=== WHAT THE TASK REQUIRES ===
All lines containing the string "level" must be copied from the entries.

*** Opening of PROVIDED ENTRIES ***

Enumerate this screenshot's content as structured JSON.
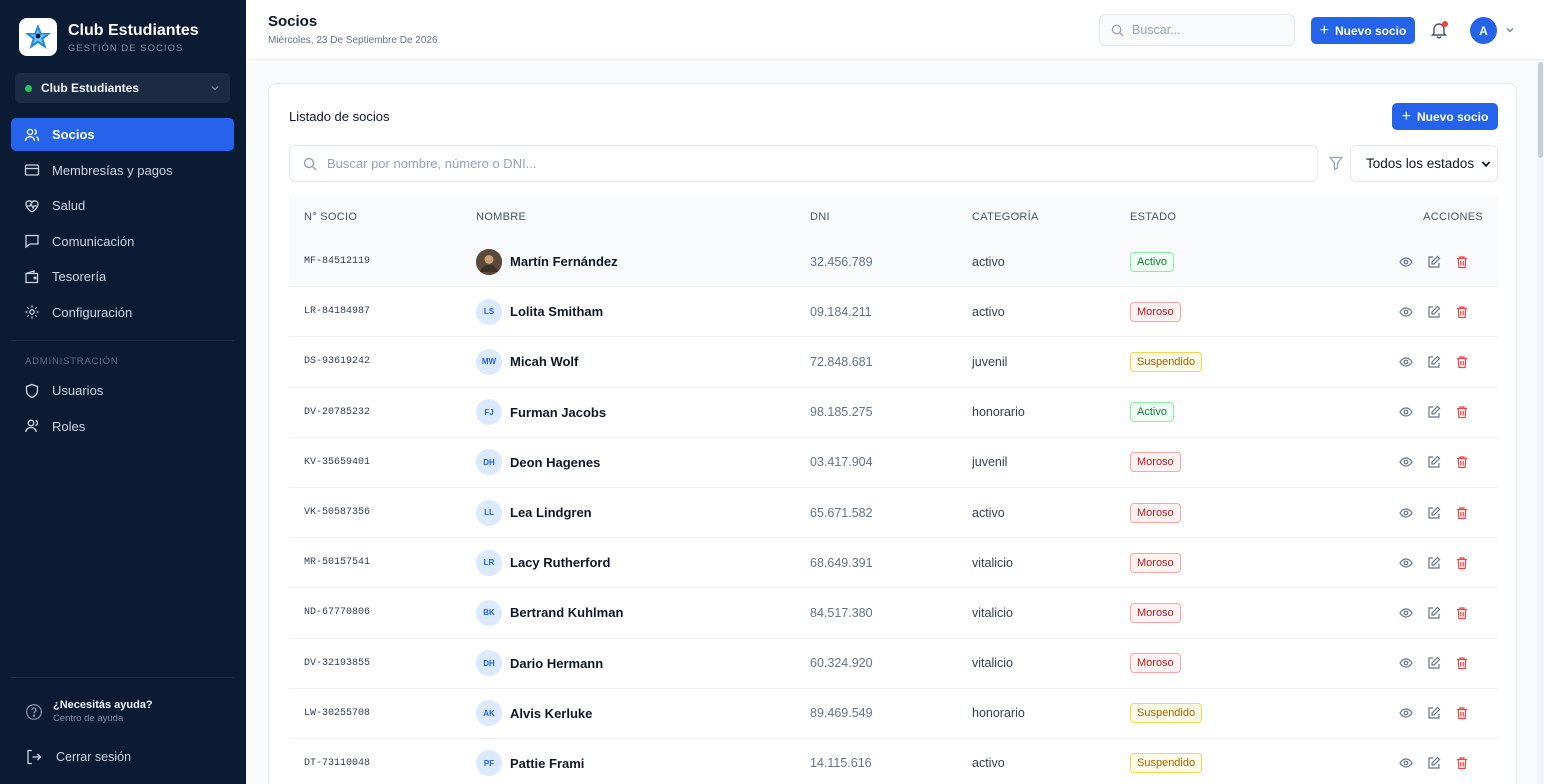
{
  "brand": {
    "name": "Club Estudiantes",
    "subtitle": "GESTIÓN DE SOCIOS"
  },
  "club_selector": {
    "value": "Club Estudiantes",
    "status_color": "#22c55e"
  },
  "sidebar": {
    "items": [
      {
        "label": "Socios",
        "icon": "users-icon",
        "active": true
      },
      {
        "label": "Membresías y pagos",
        "icon": "credit-card-icon"
      },
      {
        "label": "Salud",
        "icon": "heart-pulse-icon"
      },
      {
        "label": "Comunicación",
        "icon": "message-icon"
      },
      {
        "label": "Tesorería",
        "icon": "wallet-icon"
      },
      {
        "label": "Configuración",
        "icon": "gear-icon"
      }
    ],
    "admin_section": "ADMINISTRACIÓN",
    "admin_items": [
      {
        "label": "Usuarios",
        "icon": "shield-icon"
      },
      {
        "label": "Roles",
        "icon": "user-icon"
      }
    ],
    "help": {
      "title": "¿Necesitás ayuda?",
      "subtitle": "Centro de ayuda"
    },
    "logout": "Cerrar sesión"
  },
  "header": {
    "title": "Socios",
    "date": "Miércoles, 23 De Septiembre De 2026",
    "search_placeholder": "Buscar...",
    "new_button": "Nuevo socio",
    "avatar_initial": "A"
  },
  "main": {
    "card_title": "Listado de socios",
    "new_button": "Nuevo socio",
    "search_placeholder": "Buscar por nombre, número o DNI...",
    "status_filter": "Todos los estados",
    "columns": [
      "N° SOCIO",
      "NOMBRE",
      "DNI",
      "CATEGORÍA",
      "ESTADO",
      "ACCIONES"
    ],
    "rows": [
      {
        "num": "MF-84512119",
        "initials": "",
        "photo": true,
        "name": "Martín Fernández",
        "dni": "32.456.789",
        "cat": "activo",
        "state": "Activo"
      },
      {
        "num": "LR-84184987",
        "initials": "LS",
        "name": "Lolita Smitham",
        "dni": "09.184.211",
        "cat": "activo",
        "state": "Moroso"
      },
      {
        "num": "DS-93619242",
        "initials": "MW",
        "name": "Micah Wolf",
        "dni": "72.848.681",
        "cat": "juvenil",
        "state": "Suspendido"
      },
      {
        "num": "DV-20785232",
        "initials": "FJ",
        "name": "Furman Jacobs",
        "dni": "98.185.275",
        "cat": "honorario",
        "state": "Activo"
      },
      {
        "num": "KV-35659401",
        "initials": "DH",
        "name": "Deon Hagenes",
        "dni": "03.417.904",
        "cat": "juvenil",
        "state": "Moroso"
      },
      {
        "num": "VK-50587356",
        "initials": "LL",
        "name": "Lea Lindgren",
        "dni": "65.671.582",
        "cat": "activo",
        "state": "Moroso"
      },
      {
        "num": "MR-50157541",
        "initials": "LR",
        "name": "Lacy Rutherford",
        "dni": "68.649.391",
        "cat": "vitalicio",
        "state": "Moroso"
      },
      {
        "num": "ND-67770806",
        "initials": "BK",
        "name": "Bertrand Kuhlman",
        "dni": "84.517.380",
        "cat": "vitalicio",
        "state": "Moroso"
      },
      {
        "num": "DV-32193855",
        "initials": "DH",
        "name": "Dario Hermann",
        "dni": "60.324.920",
        "cat": "vitalicio",
        "state": "Moroso"
      },
      {
        "num": "LW-30255708",
        "initials": "AK",
        "name": "Alvis Kerluke",
        "dni": "89.469.549",
        "cat": "honorario",
        "state": "Suspendido"
      },
      {
        "num": "DT-73110048",
        "initials": "PF",
        "name": "Pattie Frami",
        "dni": "14.115.616",
        "cat": "activo",
        "state": "Suspendido"
      }
    ]
  },
  "colors": {
    "sidebar": "#0b1b34",
    "accent": "#2563eb",
    "activo": "#15803d",
    "moroso": "#b91c1c",
    "suspendido": "#a16207"
  }
}
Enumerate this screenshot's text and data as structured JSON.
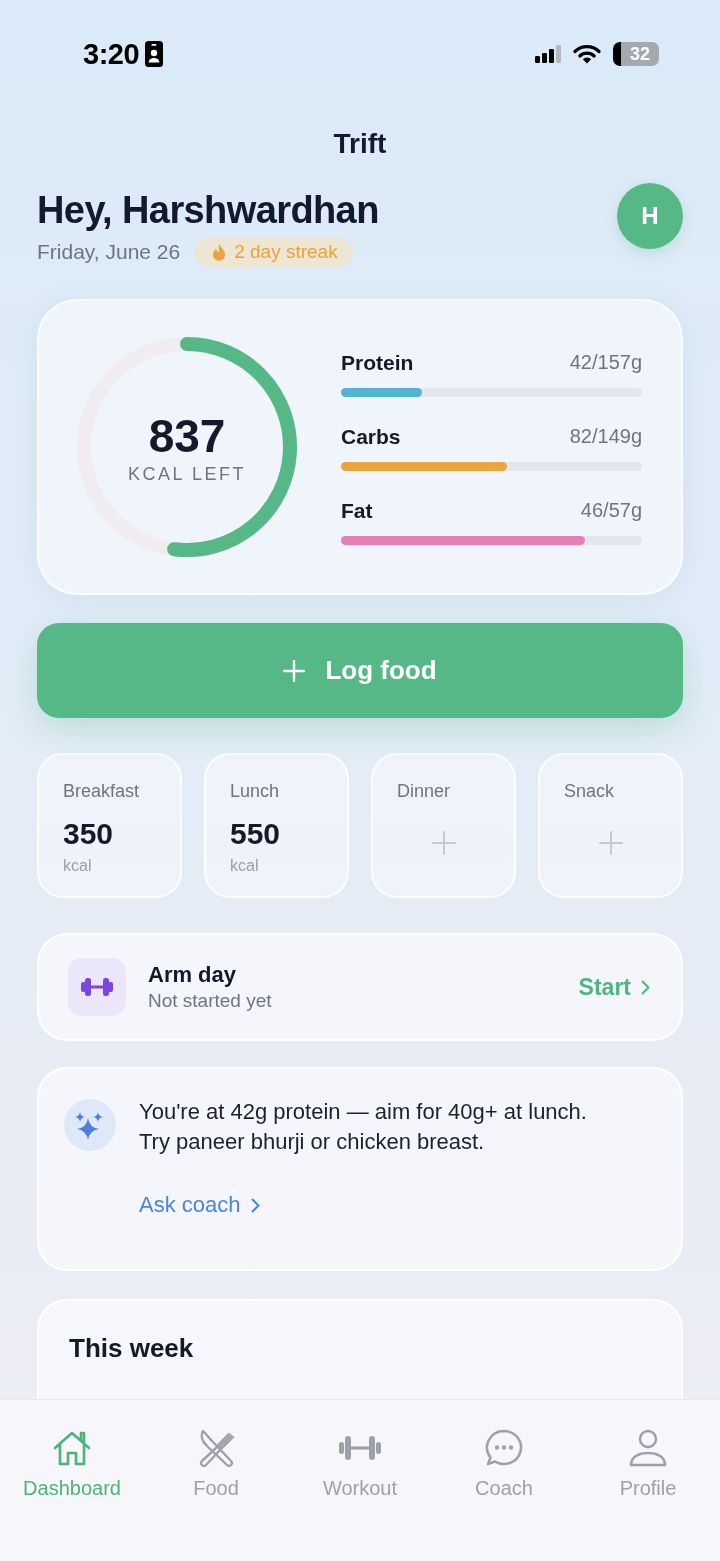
{
  "status_bar": {
    "time": "3:20",
    "battery": "32"
  },
  "header": {
    "title": "Trift",
    "greeting": "Hey, Harshwardhan",
    "date": "Friday, June 26",
    "streak": "2 day streak",
    "avatar": "H"
  },
  "calories": {
    "value": "837",
    "label": "KCAL LEFT",
    "level": 0.52
  },
  "macros": [
    {
      "name": "Protein",
      "reading": "42/157g",
      "level": 0.27,
      "color": "#52b4d3"
    },
    {
      "name": "Carbs",
      "reading": "82/149g",
      "level": 0.55,
      "color": "#eba441"
    },
    {
      "name": "Fat",
      "reading": "46/57g",
      "level": 0.81,
      "color": "#e67fb6"
    }
  ],
  "log_button": {
    "label": "Log food"
  },
  "meals": [
    {
      "name": "Breakfast",
      "kind": "logged",
      "value": "350",
      "unit": "kcal"
    },
    {
      "name": "Lunch",
      "kind": "logged",
      "value": "550",
      "unit": "kcal"
    },
    {
      "name": "Dinner",
      "kind": "empty"
    },
    {
      "name": "Snack",
      "kind": "empty"
    }
  ],
  "workout": {
    "title": "Arm day",
    "status": "Not started yet",
    "action": "Start"
  },
  "coach_tip": {
    "text": "You're at 42g protein — aim for 40g+ at lunch. Try paneer bhurji or chicken breast.",
    "link": "Ask coach"
  },
  "week": {
    "title": "This week"
  },
  "tabs": [
    {
      "label": "Dashboard",
      "selected": true
    },
    {
      "label": "Food",
      "selected": false
    },
    {
      "label": "Workout",
      "selected": false
    },
    {
      "label": "Coach",
      "selected": false
    },
    {
      "label": "Profile",
      "selected": false
    }
  ]
}
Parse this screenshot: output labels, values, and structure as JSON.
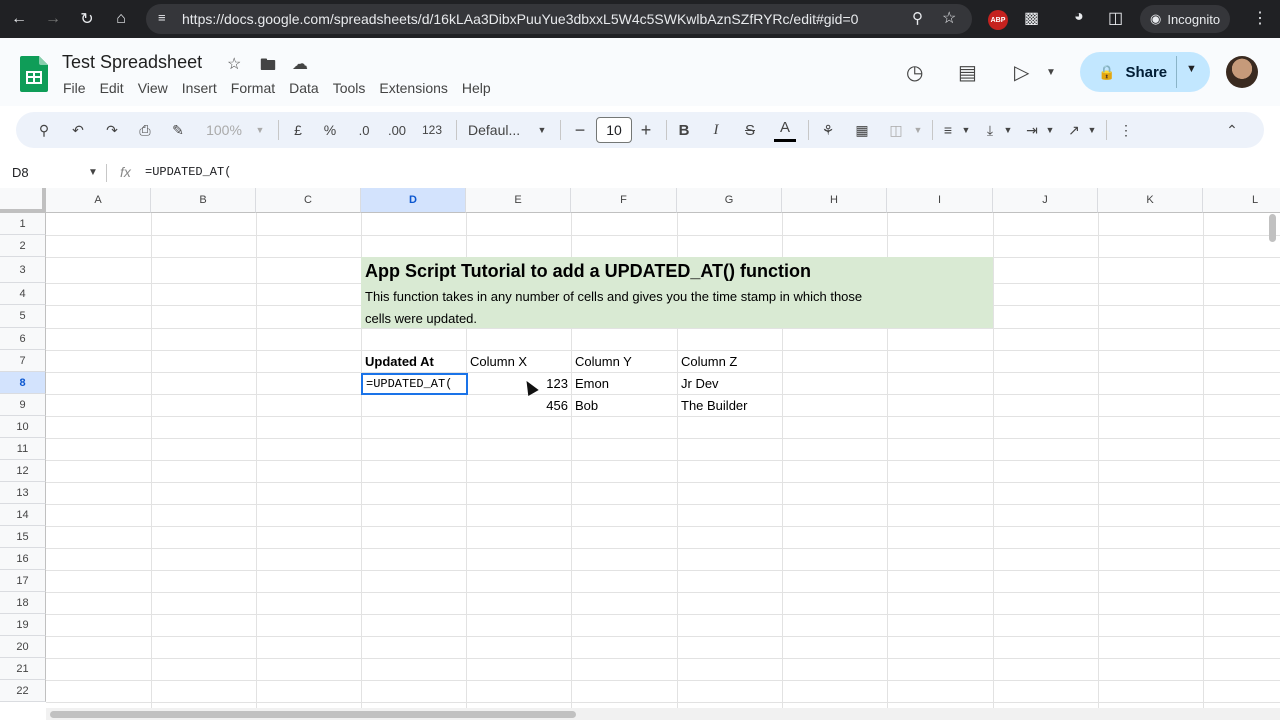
{
  "browser": {
    "url": "https://docs.google.com/spreadsheets/d/16kLAa3DibxPuuYue3dbxxL5W4c5SWKwlbAznSZfRYRc/edit#gid=0",
    "incognito_label": "Incognito",
    "extension_label": "ABP"
  },
  "doc": {
    "title": "Test Spreadsheet",
    "menu": [
      "File",
      "Edit",
      "View",
      "Insert",
      "Format",
      "Data",
      "Tools",
      "Extensions",
      "Help"
    ],
    "share_label": "Share"
  },
  "toolbar": {
    "zoom": "100%",
    "currency": "£",
    "percent": "%",
    "dec_decrease": ".0",
    "dec_increase": ".00",
    "number_format": "123",
    "font": "Defaul...",
    "font_size": "10",
    "bold": "B",
    "italic": "I",
    "strike": "S",
    "text_color": "A"
  },
  "formula_bar": {
    "name_box": "D8",
    "fx": "fx",
    "formula": "=UPDATED_AT("
  },
  "grid": {
    "columns": [
      "A",
      "B",
      "C",
      "D",
      "E",
      "F",
      "G",
      "H",
      "I",
      "J",
      "K",
      "L"
    ],
    "rows": [
      "1",
      "2",
      "3",
      "4",
      "5",
      "6",
      "7",
      "8",
      "9",
      "10",
      "11",
      "12",
      "13",
      "14",
      "15",
      "16",
      "17",
      "18",
      "19",
      "20",
      "21",
      "22"
    ],
    "active_column": "D",
    "active_row": "8",
    "banner_color": "#d9ead3",
    "banner_title": "App Script Tutorial to add a UPDATED_AT() function",
    "banner_desc_1": "This function takes in any number of cells and gives you the time stamp in which those",
    "banner_desc_2": "cells were updated.",
    "headers": {
      "d7": "Updated At",
      "e7": "Column X",
      "f7": "Column Y",
      "g7": "Column Z"
    },
    "row8": {
      "d": "=UPDATED_AT(",
      "e": "123",
      "f": "Emon",
      "g": "Jr Dev"
    },
    "row9": {
      "e": "456",
      "f": "Bob",
      "g": "The Builder"
    }
  }
}
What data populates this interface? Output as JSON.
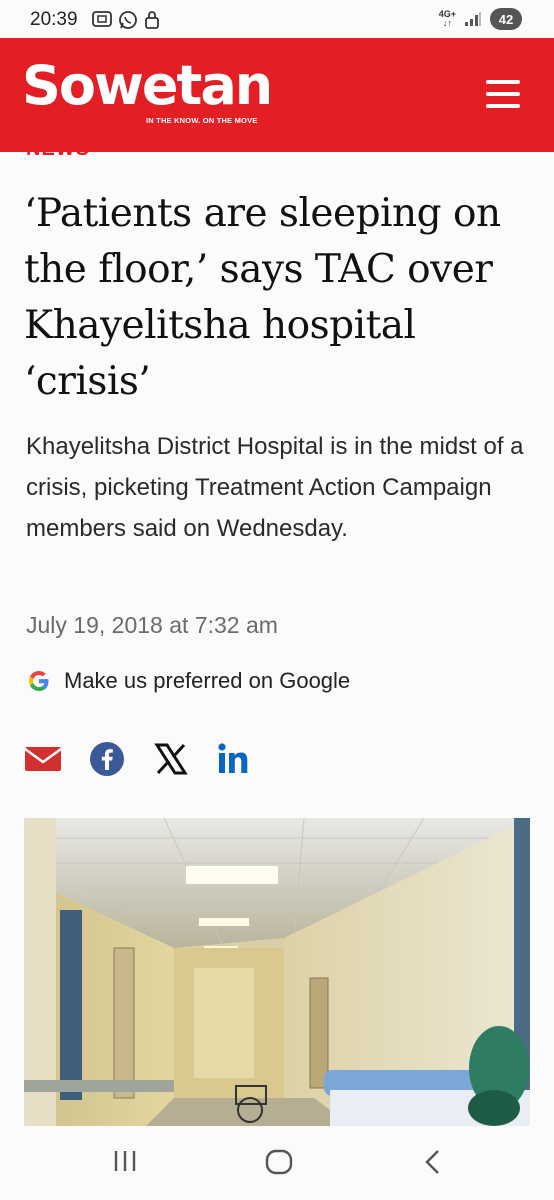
{
  "status": {
    "time": "20:39",
    "network": "4G+",
    "battery": "42"
  },
  "header": {
    "logo_text": "Sowetan",
    "tagline": "IN THE KNOW. ON THE MOVE",
    "brand_color": "#e31e24",
    "menu_icon": "hamburger-menu-icon"
  },
  "article": {
    "section": "NEWS",
    "headline": "‘Patients are sleeping on the floor,’ says TAC over Khayelitsha hospital ‘crisis’",
    "standfirst": "Khayelitsha District Hospital is in the midst of a crisis, picketing Treatment Action Campaign members said on Wednesday.",
    "date": "July 19, 2018 at 7:32 am",
    "google_prompt": "Make us preferred on Google"
  },
  "share": {
    "icons": [
      "email-icon",
      "facebook-icon",
      "x-icon",
      "linkedin-icon"
    ]
  },
  "navbar": {
    "icons": [
      "recent-apps-icon",
      "home-icon",
      "back-icon"
    ]
  }
}
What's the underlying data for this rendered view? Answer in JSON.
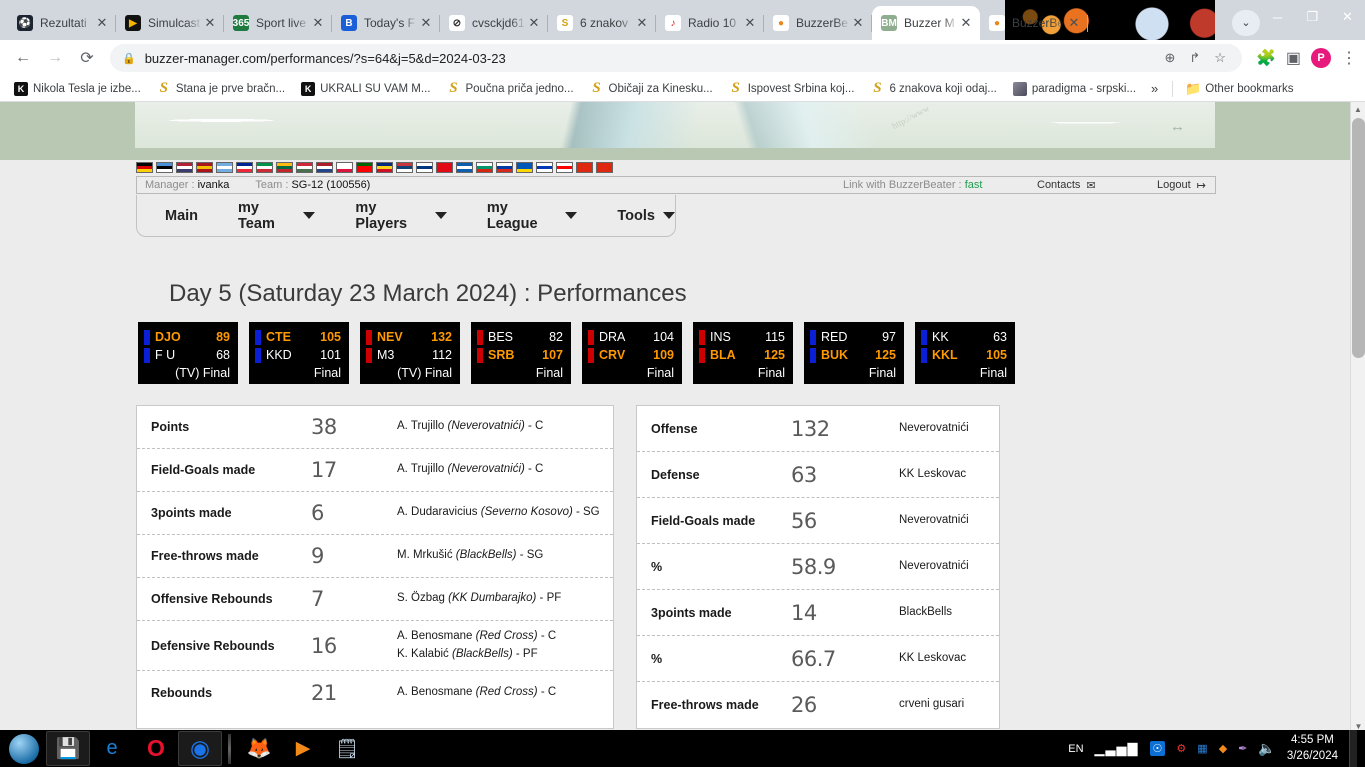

*** Close of PROVIDED ENTRIES ***

=== SOLUTION TO THE EXERCISE ===
    "level": 0.52
      "level": 0.27,
      "level": 0.55,
      "level": 0.81,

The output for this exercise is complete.